Provided information:
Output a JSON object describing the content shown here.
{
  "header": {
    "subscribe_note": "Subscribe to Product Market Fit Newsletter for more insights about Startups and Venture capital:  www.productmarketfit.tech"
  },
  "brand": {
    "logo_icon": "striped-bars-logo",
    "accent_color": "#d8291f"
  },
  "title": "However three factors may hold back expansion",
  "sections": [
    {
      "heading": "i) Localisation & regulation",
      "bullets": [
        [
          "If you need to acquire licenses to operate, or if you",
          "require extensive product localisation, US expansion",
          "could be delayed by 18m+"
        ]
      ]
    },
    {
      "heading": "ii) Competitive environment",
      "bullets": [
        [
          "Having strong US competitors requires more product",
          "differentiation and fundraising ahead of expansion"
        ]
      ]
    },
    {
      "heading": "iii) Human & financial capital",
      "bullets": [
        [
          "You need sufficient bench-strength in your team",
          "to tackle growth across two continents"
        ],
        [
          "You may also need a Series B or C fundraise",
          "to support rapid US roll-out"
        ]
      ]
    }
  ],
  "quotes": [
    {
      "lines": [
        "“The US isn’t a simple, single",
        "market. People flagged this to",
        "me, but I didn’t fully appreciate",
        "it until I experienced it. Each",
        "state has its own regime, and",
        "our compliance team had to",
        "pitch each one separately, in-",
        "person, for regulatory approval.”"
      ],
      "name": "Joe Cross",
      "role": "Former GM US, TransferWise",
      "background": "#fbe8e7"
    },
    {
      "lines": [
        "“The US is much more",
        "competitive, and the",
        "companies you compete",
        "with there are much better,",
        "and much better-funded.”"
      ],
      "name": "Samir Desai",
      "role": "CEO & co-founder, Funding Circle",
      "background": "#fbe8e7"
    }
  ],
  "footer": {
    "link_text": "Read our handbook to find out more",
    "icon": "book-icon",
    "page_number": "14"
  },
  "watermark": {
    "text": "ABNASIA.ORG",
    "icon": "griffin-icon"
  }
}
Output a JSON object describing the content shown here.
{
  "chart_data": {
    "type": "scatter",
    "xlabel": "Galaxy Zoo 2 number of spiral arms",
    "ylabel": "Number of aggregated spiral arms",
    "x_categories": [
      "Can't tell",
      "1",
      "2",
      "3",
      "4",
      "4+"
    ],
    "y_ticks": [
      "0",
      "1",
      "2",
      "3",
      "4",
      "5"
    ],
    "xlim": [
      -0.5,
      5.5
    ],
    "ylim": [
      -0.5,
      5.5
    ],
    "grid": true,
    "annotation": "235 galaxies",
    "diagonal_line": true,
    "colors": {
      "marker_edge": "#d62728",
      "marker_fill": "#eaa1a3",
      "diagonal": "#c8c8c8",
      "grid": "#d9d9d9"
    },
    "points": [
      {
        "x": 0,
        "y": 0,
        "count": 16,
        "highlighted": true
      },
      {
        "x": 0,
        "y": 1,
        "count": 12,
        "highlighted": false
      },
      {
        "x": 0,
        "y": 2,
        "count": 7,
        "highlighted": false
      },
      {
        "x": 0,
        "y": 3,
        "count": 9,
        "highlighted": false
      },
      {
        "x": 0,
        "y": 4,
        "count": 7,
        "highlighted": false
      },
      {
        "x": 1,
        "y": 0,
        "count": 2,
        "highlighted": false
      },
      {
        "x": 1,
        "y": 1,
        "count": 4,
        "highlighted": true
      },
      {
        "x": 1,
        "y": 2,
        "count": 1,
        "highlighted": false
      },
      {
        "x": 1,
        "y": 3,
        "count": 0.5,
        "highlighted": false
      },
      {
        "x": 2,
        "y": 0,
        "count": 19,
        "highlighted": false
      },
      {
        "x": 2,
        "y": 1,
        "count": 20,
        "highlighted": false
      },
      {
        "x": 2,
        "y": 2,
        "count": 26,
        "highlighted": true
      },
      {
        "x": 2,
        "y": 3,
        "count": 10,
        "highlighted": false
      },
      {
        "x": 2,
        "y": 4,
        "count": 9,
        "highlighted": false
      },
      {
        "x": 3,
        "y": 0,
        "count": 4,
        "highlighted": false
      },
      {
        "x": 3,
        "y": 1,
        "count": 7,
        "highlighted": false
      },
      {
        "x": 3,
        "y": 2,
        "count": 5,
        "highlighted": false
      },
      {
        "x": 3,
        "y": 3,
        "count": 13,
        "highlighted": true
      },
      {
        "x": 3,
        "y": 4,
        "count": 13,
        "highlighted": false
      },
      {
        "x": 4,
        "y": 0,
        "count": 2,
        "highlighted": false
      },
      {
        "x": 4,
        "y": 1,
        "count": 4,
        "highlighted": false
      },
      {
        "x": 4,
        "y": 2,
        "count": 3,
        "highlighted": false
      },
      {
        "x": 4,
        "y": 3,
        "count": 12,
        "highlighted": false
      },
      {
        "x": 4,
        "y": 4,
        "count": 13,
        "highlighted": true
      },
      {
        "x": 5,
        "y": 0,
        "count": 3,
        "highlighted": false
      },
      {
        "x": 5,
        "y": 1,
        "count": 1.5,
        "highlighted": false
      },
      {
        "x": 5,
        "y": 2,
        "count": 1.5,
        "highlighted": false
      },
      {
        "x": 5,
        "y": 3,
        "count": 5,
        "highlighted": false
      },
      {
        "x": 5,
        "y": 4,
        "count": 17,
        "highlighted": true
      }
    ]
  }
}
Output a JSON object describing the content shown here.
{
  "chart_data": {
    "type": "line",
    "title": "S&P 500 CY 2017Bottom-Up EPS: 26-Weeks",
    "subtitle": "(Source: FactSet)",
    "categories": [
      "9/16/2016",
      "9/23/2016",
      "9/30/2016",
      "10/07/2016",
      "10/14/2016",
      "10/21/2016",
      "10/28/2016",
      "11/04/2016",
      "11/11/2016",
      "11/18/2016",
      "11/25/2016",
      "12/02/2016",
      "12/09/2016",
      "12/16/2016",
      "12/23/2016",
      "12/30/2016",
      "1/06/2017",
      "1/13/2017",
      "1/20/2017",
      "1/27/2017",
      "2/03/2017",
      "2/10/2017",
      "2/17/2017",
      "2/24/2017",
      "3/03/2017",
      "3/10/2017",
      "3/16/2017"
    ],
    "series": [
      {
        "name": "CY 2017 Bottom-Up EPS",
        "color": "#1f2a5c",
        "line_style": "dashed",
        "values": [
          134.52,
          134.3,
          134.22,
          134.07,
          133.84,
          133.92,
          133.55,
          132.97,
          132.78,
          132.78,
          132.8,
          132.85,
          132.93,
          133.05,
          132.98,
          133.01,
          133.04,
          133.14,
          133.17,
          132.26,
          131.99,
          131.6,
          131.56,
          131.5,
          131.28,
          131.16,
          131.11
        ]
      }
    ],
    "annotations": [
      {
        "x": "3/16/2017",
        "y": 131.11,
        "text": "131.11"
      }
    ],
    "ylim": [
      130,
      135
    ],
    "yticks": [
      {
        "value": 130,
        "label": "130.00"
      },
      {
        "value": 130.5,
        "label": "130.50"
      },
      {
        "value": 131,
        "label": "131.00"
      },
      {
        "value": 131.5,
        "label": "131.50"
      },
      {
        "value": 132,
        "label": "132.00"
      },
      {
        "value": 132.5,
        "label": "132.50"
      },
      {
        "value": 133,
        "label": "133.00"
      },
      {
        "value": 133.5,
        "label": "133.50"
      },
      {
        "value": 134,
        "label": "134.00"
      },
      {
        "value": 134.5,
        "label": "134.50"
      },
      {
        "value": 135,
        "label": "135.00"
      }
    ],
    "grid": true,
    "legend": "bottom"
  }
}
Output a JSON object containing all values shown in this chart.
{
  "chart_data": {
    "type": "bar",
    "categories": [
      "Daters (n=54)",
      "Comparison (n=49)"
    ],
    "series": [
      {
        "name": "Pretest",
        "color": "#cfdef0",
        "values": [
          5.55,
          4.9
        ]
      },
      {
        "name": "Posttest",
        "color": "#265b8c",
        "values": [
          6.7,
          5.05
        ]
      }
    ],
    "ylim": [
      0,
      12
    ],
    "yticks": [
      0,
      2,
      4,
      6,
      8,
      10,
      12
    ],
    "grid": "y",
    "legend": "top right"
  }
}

Your goal: Going over the lines above, work out how many include "capital", then give only that number.

Exercise output: 2